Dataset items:
"""

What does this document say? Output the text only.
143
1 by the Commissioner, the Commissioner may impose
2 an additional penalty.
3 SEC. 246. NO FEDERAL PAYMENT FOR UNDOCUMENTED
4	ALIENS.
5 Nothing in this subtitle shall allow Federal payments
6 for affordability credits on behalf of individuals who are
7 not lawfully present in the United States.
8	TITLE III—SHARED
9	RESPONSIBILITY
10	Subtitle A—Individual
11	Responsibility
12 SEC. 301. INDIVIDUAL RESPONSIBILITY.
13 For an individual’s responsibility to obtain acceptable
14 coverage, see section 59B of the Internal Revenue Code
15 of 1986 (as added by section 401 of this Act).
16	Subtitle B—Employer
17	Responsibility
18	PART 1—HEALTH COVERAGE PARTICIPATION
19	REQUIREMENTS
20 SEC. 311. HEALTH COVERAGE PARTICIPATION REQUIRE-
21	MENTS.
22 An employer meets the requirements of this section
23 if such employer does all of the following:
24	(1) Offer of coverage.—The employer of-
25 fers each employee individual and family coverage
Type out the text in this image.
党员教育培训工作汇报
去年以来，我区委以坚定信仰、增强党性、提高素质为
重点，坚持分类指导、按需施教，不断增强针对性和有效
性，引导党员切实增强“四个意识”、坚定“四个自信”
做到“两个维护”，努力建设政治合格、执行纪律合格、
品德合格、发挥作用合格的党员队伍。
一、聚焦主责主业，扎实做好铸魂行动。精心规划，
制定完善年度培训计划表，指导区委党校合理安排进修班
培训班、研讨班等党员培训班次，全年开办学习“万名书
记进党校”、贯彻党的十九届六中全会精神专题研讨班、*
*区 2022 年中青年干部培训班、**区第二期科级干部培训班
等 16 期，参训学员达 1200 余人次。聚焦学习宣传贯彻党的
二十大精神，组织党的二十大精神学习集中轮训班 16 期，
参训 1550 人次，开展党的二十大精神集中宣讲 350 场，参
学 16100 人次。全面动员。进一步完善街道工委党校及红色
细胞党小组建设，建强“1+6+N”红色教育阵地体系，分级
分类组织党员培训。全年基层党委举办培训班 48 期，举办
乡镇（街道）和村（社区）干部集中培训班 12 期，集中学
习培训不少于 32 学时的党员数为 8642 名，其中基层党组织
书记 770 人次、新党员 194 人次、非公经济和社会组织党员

"""

# Task requirements
Write every record out again, unaltered.

# Reply to the exercise
What does this document say? Output the text only.
143
1 by the Commissioner, the Commissioner may impose
2 an additional penalty.
3 SEC. 246. NO FEDERAL PAYMENT FOR UNDOCUMENTED
4	ALIENS.
5 Nothing in this subtitle shall allow Federal payments
6 for affordability credits on behalf of individuals who are
7 not lawfully present in the United States.
8	TITLE III—SHARED
9	RESPONSIBILITY
10	Subtitle A—Individual
11	Responsibility
12 SEC. 301. INDIVIDUAL RESPONSIBILITY.
13 For an individual’s responsibility to obtain acceptable
14 coverage, see section 59B of the Internal Revenue Code
15 of 1986 (as added by section 401 of this Act).
16	Subtitle B—Employer
17	Responsibility
18	PART 1—HEALTH COVERAGE PARTICIPATION
19	REQUIREMENTS
20 SEC. 311. HEALTH COVERAGE PARTICIPATION REQUIRE-
21	MENTS.
22 An employer meets the requirements of this section
23 if such employer does all of the following:
24	(1) Offer of coverage.—The employer of-
25 fers each employee individual and family coverage
Type out the text in this image.
党员教育培训工作汇报
去年以来，我区委以坚定信仰、增强党性、提高素质为
重点，坚持分类指导、按需施教，不断增强针对性和有效
性，引导党员切实增强“四个意识”、坚定“四个自信”
做到“两个维护”，努力建设政治合格、执行纪律合格、
品德合格、发挥作用合格的党员队伍。
一、聚焦主责主业，扎实做好铸魂行动。精心规划，
制定完善年度培训计划表，指导区委党校合理安排进修班
培训班、研讨班等党员培训班次，全年开办学习“万名书
记进党校”、贯彻党的十九届六中全会精神专题研讨班、*
*区 2022 年中青年干部培训班、**区第二期科级干部培训班
等 16 期，参训学员达 1200 余人次。聚焦学习宣传贯彻党的
二十大精神，组织党的二十大精神学习集中轮训班 16 期，
参训 1550 人次，开展党的二十大精神集中宣讲 350 场，参
学 16100 人次。全面动员。进一步完善街道工委党校及红色
细胞党小组建设，建强“1+6+N”红色教育阵地体系，分级
分类组织党员培训。全年基层党委举办培训班 48 期，举办
乡镇（街道）和村（社区）干部集中培训班 12 期，集中学
习培训不少于 32 学时的党员数为 8642 名，其中基层党组织
书记 770 人次、新党员 194 人次、非公经济和社会组织党员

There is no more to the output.